TASK TO COMPLETE:
Say how many lines include "from", with no words around the number.

MATERIAL TO PROCESS:

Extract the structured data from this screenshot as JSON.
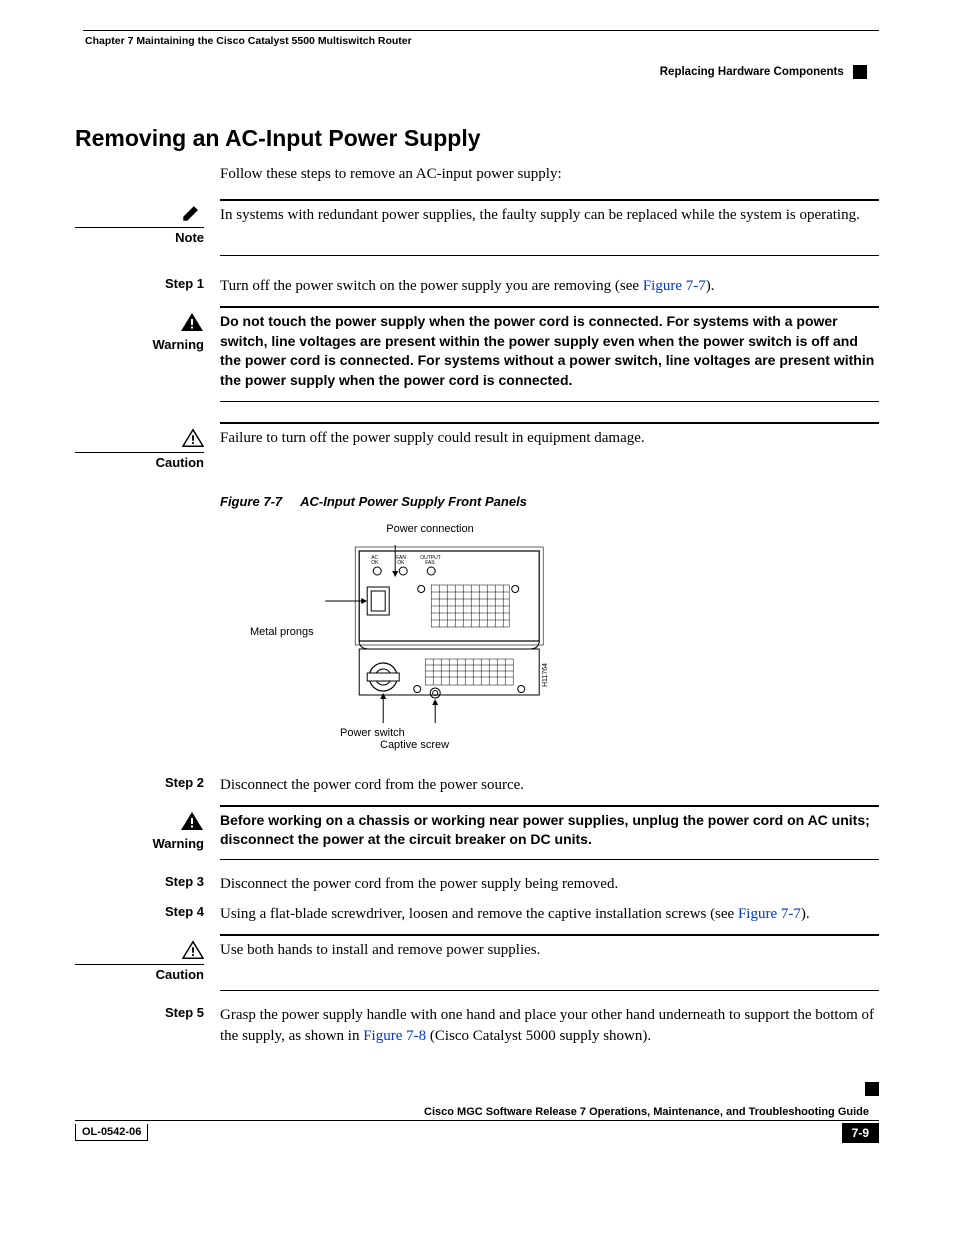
{
  "header": {
    "chapter": "Chapter 7      Maintaining the Cisco Catalyst 5500 Multiswitch Router",
    "section": "Replacing Hardware Components"
  },
  "title": "Removing an AC-Input Power Supply",
  "intro": "Follow these steps to remove an AC-input power supply:",
  "note": {
    "label": "Note",
    "text": "In systems with redundant power supplies, the faulty supply can be replaced while the system is operating."
  },
  "step1": {
    "label": "Step 1",
    "text_a": "Turn off the power switch on the power supply you are removing (see ",
    "link": "Figure 7-7",
    "text_b": ")."
  },
  "warning1": {
    "label": "Warning",
    "text": "Do not touch the power supply when the power cord is connected. For systems with a power switch, line voltages are present within the power supply even when the power switch is off and the power cord is connected. For systems without a power switch, line voltages are present within the power supply when the power cord is connected."
  },
  "caution1": {
    "label": "Caution",
    "text": "Failure to turn off the power supply could result in equipment damage."
  },
  "figure": {
    "num": "Figure 7-7",
    "title": "AC-Input Power Supply Front Panels",
    "callouts": {
      "power_connection": "Power connection",
      "metal_prongs": "Metal prongs",
      "power_switch": "Power switch",
      "captive_screw": "Captive screw"
    },
    "panel_labels": {
      "ac_ok": "AC OK",
      "fan_ok": "FAN OK",
      "output_fail": "OUTPUT FAIL"
    },
    "id": "H11764"
  },
  "step2": {
    "label": "Step 2",
    "text": "Disconnect the power cord from the power source."
  },
  "warning2": {
    "label": "Warning",
    "text": "Before working on a chassis or working near power supplies, unplug the power cord on AC units; disconnect the power at the circuit breaker on DC units."
  },
  "step3": {
    "label": "Step 3",
    "text": "Disconnect the power cord from the power supply being removed."
  },
  "step4": {
    "label": "Step 4",
    "text_a": "Using a flat-blade screwdriver, loosen and remove the captive installation screws (see ",
    "link": "Figure 7-7",
    "text_b": ")."
  },
  "caution2": {
    "label": "Caution",
    "text": "Use both hands to install and remove power supplies."
  },
  "step5": {
    "label": "Step 5",
    "text_a": "Grasp the power supply handle with one hand and place your other hand underneath to support the bottom of the supply, as shown in ",
    "link": "Figure 7-8",
    "text_b": " (Cisco Catalyst 5000 supply shown)."
  },
  "footer": {
    "title": "Cisco MGC Software Release 7 Operations, Maintenance, and Troubleshooting Guide",
    "docnum": "OL-0542-06",
    "page": "7-9"
  }
}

PROBLEM SOLUTION:
3